Write out the records below word for word, please.

--- Begin INFORMATION SUPPLIED ---

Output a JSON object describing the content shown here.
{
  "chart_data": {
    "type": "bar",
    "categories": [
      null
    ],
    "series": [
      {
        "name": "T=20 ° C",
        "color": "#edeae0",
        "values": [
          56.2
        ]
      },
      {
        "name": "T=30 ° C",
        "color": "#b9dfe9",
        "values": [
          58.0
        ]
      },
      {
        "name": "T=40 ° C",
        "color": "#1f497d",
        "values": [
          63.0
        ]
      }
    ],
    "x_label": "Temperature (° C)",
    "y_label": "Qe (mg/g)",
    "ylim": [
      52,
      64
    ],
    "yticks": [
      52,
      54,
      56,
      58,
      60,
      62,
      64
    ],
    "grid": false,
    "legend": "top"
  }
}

--- End INFORMATION SUPPLIED ---

◆ ANSWER BELOW:
Output a JSON object describing the content shown here.
{
  "chart_data": {
    "type": "bar",
    "categories": [
      null
    ],
    "series": [
      {
        "name": "T=20 ° C",
        "color": "#edeae0",
        "values": [
          56.2
        ]
      },
      {
        "name": "T=30 ° C",
        "color": "#b9dfe9",
        "values": [
          58.0
        ]
      },
      {
        "name": "T=40 ° C",
        "color": "#1f497d",
        "values": [
          63.0
        ]
      }
    ],
    "x_label": "Temperature (° C)",
    "y_label": "Qe (mg/g)",
    "ylim": [
      52,
      64
    ],
    "yticks": [
      52,
      54,
      56,
      58,
      60,
      62,
      64
    ],
    "grid": false,
    "legend": "top"
  }
}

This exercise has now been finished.